UNITED STATES
SECURITIES AND EXCHANGE COMMISSION

Washington, D.C. 20549

 


 

FORM 8-K

 

Current Report
Pursuant to Section 13 or 15(d) of the
Securities Exchange Act of 1934

 

Date of Report (Date of earliest event reported): July 19, 2010

 


 

COWEN GROUP, INC.

(Exact Name of Registrant as Specified in Charter)

 


 

Delaware

 

001-34516

 

27-0423711

(State or Other Jurisdiction
of Incorporation)

 

(Commission File Number)

 

(I.R.S. Employer
Identification No.)

 

599 Lexington Avenue

New York, NY 10022

(Address of Principal Executive Offices and Zip Code)

 

Registrant’s telephone number, including area code: (212) 845-7900

 


 

Check the appropriate box below if the Form 8-K filing is intended to simultaneously satisfy the filing obligation of the registrant under any of the following provisions:

 

o            Written communications pursuant to Rule 425 under the Securities Act (17 CFR 230.425)

 

o            Soliciting material pursuant to Rule 14a-12 under the Exchange Act (17 CFR 240.14a-12)

 

o            Pre-commencement communications pursuant to Rule 14d-2(b) under the Exchange Act (17 CFR 240.14d-2(b))

 

o            Pre-commencement communications pursuant to Rule 13e-4(c) under the Exchange Act (17 CFR 240.13e-4(c))

Given request
Transcribe the Form 8-K cover page word for word, beginning at "o            Soliciting material" and stopping after "(17 CFR 240.13e-4(c))".

Recorded data

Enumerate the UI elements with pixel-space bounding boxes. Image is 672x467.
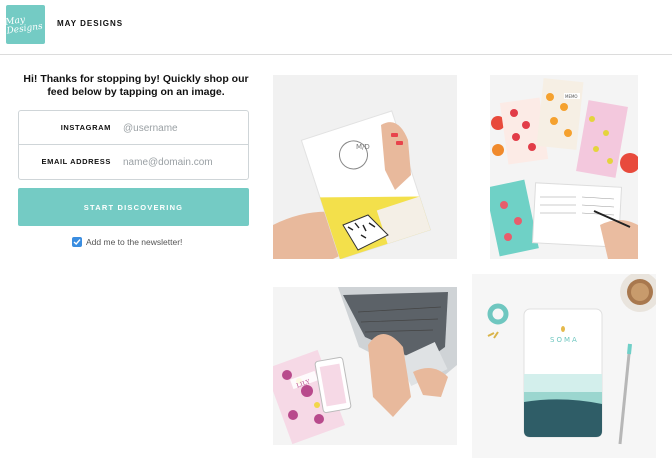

Output for this task
o            Soliciting material pursuant to Rule 14a-12 under the Exchange Act (17 CFR 240.14a-12)

 

o            Pre-commencement communications pursuant to Rule 14d-2(b) under the Exchange Act (17 CFR 240.14d-2(b))

 

o            Pre-commencement communications pursuant to Rule 13e-4(c) under the Exchange Act (17 CFR 240.13e-4(c))